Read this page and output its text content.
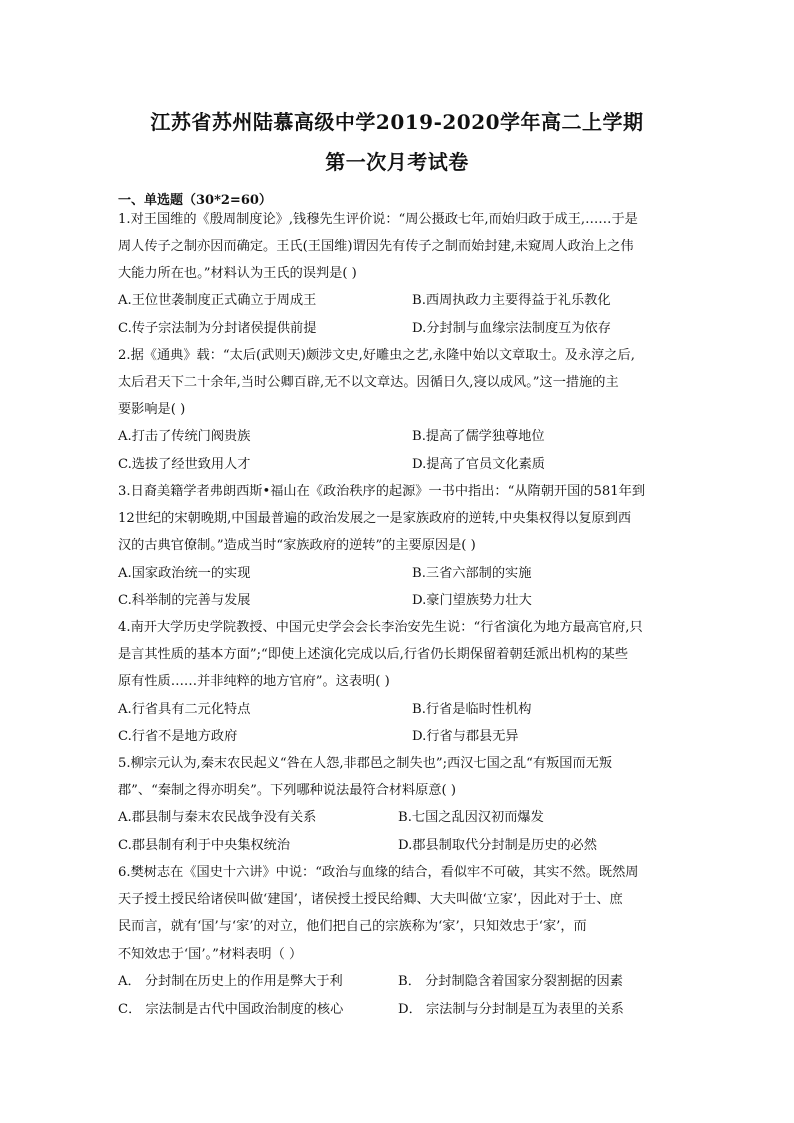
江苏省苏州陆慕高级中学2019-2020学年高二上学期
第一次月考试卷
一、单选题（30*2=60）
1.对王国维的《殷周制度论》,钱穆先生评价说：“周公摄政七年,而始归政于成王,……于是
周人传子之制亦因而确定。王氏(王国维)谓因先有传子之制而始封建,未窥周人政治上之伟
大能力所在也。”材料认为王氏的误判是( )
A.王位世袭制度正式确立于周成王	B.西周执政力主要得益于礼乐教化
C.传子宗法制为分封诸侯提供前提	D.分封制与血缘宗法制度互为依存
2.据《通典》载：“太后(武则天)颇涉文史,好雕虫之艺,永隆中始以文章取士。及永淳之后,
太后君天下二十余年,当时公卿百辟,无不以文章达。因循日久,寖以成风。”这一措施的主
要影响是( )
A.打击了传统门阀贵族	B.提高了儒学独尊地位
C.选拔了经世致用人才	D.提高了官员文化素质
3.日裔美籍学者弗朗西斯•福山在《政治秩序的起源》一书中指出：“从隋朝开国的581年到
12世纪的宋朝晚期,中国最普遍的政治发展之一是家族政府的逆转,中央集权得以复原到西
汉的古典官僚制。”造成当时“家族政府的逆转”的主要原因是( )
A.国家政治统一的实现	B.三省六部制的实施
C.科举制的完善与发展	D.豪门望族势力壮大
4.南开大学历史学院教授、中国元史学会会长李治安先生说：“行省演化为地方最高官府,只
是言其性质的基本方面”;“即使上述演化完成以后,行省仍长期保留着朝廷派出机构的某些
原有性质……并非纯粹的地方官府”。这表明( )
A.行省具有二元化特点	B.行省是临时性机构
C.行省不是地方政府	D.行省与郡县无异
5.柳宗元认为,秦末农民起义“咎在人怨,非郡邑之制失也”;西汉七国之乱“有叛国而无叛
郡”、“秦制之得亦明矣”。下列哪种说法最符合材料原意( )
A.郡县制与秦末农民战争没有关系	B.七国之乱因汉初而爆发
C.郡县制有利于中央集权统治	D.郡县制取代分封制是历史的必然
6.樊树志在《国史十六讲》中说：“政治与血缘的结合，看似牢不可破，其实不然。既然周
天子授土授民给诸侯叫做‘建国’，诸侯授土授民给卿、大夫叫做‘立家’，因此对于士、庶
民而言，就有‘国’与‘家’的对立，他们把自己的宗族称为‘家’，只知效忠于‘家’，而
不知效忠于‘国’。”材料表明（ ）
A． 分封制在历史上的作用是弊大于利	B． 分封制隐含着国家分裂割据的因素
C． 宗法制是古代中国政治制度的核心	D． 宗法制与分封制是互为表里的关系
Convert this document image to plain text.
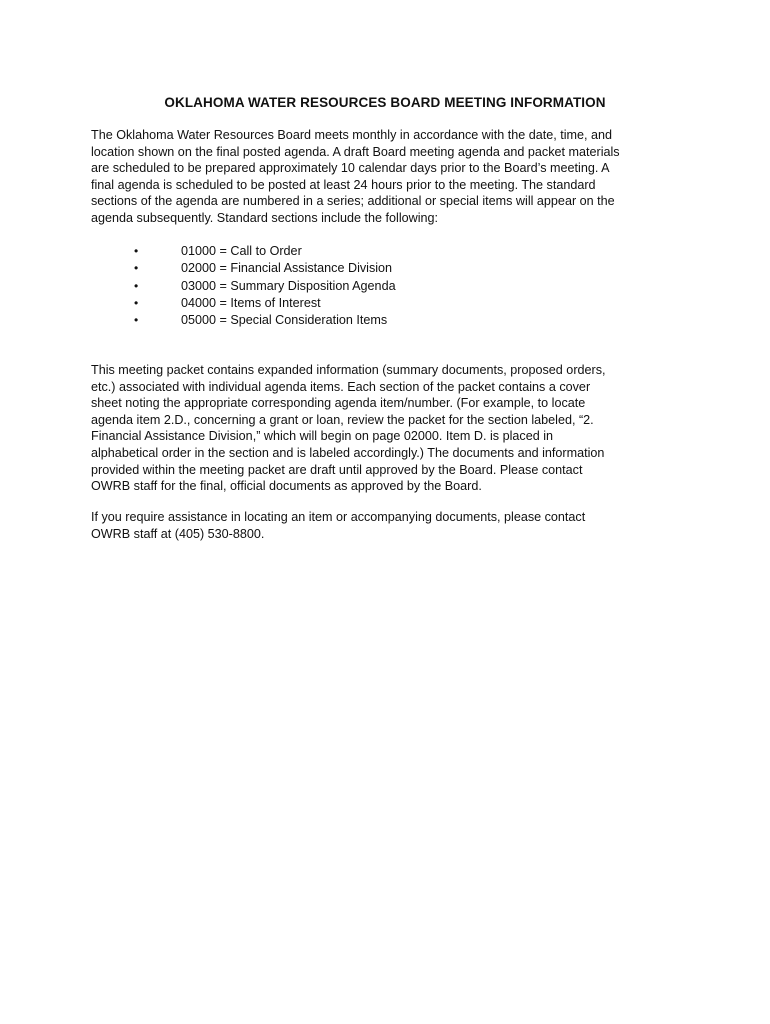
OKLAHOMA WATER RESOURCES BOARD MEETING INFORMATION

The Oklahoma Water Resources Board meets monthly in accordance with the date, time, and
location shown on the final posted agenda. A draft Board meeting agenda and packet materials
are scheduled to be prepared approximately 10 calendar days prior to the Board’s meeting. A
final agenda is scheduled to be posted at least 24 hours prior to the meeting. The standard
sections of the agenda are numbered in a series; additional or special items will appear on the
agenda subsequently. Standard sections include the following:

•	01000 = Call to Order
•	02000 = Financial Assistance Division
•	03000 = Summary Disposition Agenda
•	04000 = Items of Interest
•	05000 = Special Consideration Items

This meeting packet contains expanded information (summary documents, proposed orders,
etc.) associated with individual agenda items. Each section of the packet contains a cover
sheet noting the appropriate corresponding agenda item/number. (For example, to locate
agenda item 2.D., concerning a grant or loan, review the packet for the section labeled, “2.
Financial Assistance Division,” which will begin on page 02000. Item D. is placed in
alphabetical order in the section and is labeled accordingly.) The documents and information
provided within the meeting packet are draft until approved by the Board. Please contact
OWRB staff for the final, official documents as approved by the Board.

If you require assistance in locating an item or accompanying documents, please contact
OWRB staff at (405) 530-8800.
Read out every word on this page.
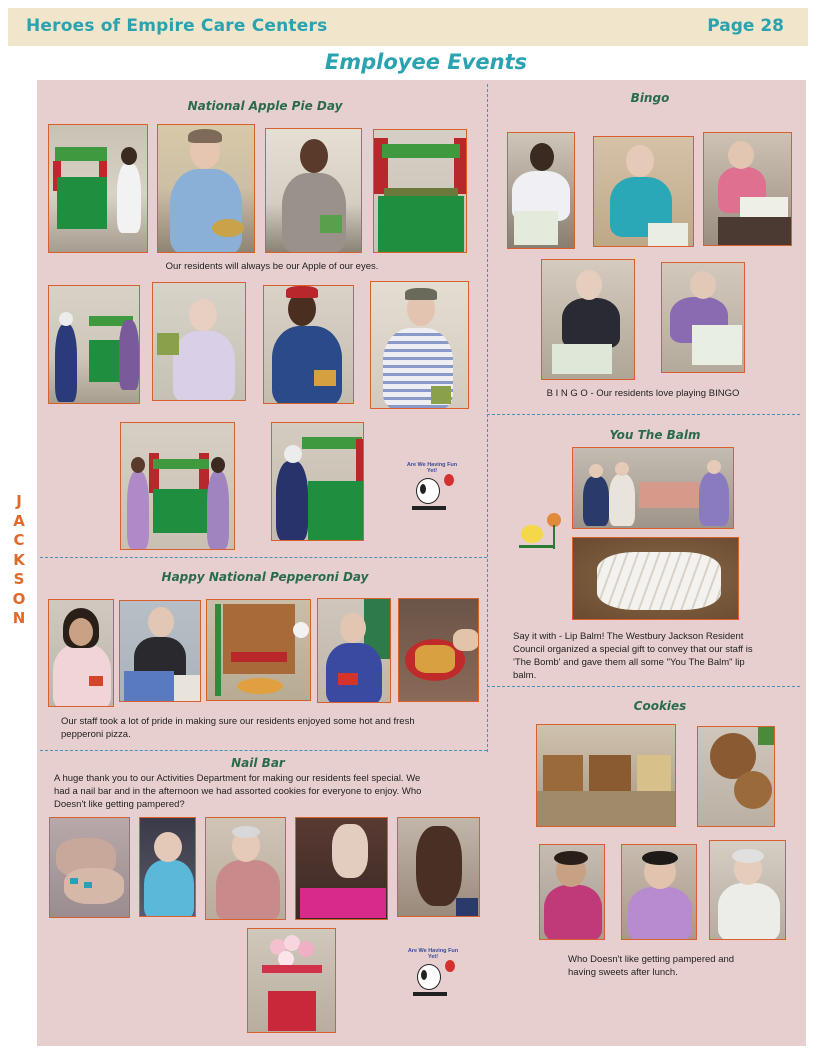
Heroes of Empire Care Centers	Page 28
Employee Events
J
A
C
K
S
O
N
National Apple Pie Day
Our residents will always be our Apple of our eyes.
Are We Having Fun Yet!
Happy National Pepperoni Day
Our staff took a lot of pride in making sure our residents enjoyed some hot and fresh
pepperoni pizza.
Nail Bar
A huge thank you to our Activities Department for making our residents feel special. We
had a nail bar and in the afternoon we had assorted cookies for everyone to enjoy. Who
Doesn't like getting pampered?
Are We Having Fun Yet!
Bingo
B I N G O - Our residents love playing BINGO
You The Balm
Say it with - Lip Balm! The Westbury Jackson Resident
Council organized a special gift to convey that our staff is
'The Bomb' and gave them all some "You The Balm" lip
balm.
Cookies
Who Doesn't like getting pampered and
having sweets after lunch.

.....

• Exercise aim
All of the entries above should be duplicated exactly, except for the pictures.

• Output of the task
Read this page and output its text content.
江苏省苏州陆慕高级中学2019-2020学年高二上学期
第一次月考试卷
一、单选题（30*2=60）
1.对王国维的《殷周制度论》,钱穆先生评价说：“周公摄政七年,而始归政于成王,……于是
周人传子之制亦因而确定。王氏(王国维)谓因先有传子之制而始封建,未窥周人政治上之伟
大能力所在也。”材料认为王氏的误判是( )
A.王位世袭制度正式确立于周成王	B.西周执政力主要得益于礼乐教化
C.传子宗法制为分封诸侯提供前提	D.分封制与血缘宗法制度互为依存
2.据《通典》载：“太后(武则天)颇涉文史,好雕虫之艺,永隆中始以文章取士。及永淳之后,
太后君天下二十余年,当时公卿百辟,无不以文章达。因循日久,寖以成风。”这一措施的主
要影响是( )
A.打击了传统门阀贵族	B.提高了儒学独尊地位
C.选拔了经世致用人才	D.提高了官员文化素质
3.日裔美籍学者弗朗西斯•福山在《政治秩序的起源》一书中指出：“从隋朝开国的581年到
12世纪的宋朝晚期,中国最普遍的政治发展之一是家族政府的逆转,中央集权得以复原到西
汉的古典官僚制。”造成当时“家族政府的逆转”的主要原因是( )
A.国家政治统一的实现	B.三省六部制的实施
C.科举制的完善与发展	D.豪门望族势力壮大
4.南开大学历史学院教授、中国元史学会会长李治安先生说：“行省演化为地方最高官府,只
是言其性质的基本方面”;“即使上述演化完成以后,行省仍长期保留着朝廷派出机构的某些
原有性质……并非纯粹的地方官府”。这表明( )
A.行省具有二元化特点	B.行省是临时性机构
C.行省不是地方政府	D.行省与郡县无异
5.柳宗元认为,秦末农民起义“咎在人怨,非郡邑之制失也”;西汉七国之乱“有叛国而无叛
郡”、“秦制之得亦明矣”。下列哪种说法最符合材料原意( )
A.郡县制与秦末农民战争没有关系	B.七国之乱因汉初而爆发
C.郡县制有利于中央集权统治	D.郡县制取代分封制是历史的必然
6.樊树志在《国史十六讲》中说：“政治与血缘的结合，看似牢不可破，其实不然。既然周
天子授土授民给诸侯叫做‘建国’，诸侯授土授民给卿、大夫叫做‘立家’，因此对于士、庶
民而言，就有‘国’与‘家’的对立，他们把自己的宗族称为‘家’，只知效忠于‘家’，而
不知效忠于‘国’。”材料表明（ ）
A． 分封制在历史上的作用是弊大于利	B． 分封制隐含着国家分裂割据的因素
C． 宗法制是古代中国政治制度的核心	D． 宗法制与分封制是互为表里的关系
Convert this document image to plain text.
OKLAHOMA WATER RESOURCES BOARD MEETING INFORMATION

The Oklahoma Water Resources Board meets monthly in accordance with the date, time, and
location shown on the final posted agenda. A draft Board meeting agenda and packet materials
are scheduled to be prepared approximately 10 calendar days prior to the Board’s meeting. A
final agenda is scheduled to be posted at least 24 hours prior to the meeting. The standard
sections of the agenda are numbered in a series; additional or special items will appear on the
agenda subsequently. Standard sections include the following:

•	01000 = Call to Order
•	02000 = Financial Assistance Division
•	03000 = Summary Disposition Agenda
•	04000 = Items of Interest
•	05000 = Special Consideration Items

This meeting packet contains expanded information (summary documents, proposed orders,
etc.) associated with individual agenda items. Each section of the packet contains a cover
sheet noting the appropriate corresponding agenda item/number. (For example, to locate
agenda item 2.D., concerning a grant or loan, review the packet for the section labeled, “2.
Financial Assistance Division,” which will begin on page 02000. Item D. is placed in
alphabetical order in the section and is labeled accordingly.) The documents and information
provided within the meeting packet are draft until approved by the Board. Please contact
OWRB staff for the final, official documents as approved by the Board.

If you require assistance in locating an item or accompanying documents, please contact
OWRB staff at (405) 530-8800.
Read out every word on this page.
Heroes of Empire Care Centers	Page 28
Employee Events
J
A
C
K
S
O
N
National Apple Pie Day
Our residents will always be our Apple of our eyes.
Are We Having Fun Yet!
Happy National Pepperoni Day
Our staff took a lot of pride in making sure our residents enjoyed some hot and fresh
pepperoni pizza.
Nail Bar
A huge thank you to our Activities Department for making our residents feel special. We
had a nail bar and in the afternoon we had assorted cookies for everyone to enjoy. Who
Doesn't like getting pampered?
Are We Having Fun Yet!
Bingo
B I N G O - Our residents love playing BINGO
You The Balm
Say it with - Lip Balm! The Westbury Jackson Resident
Council organized a special gift to convey that our staff is
'The Bomb' and gave them all some "You The Balm" lip
balm.
Cookies
Who Doesn't like getting pampered and
having sweets after lunch.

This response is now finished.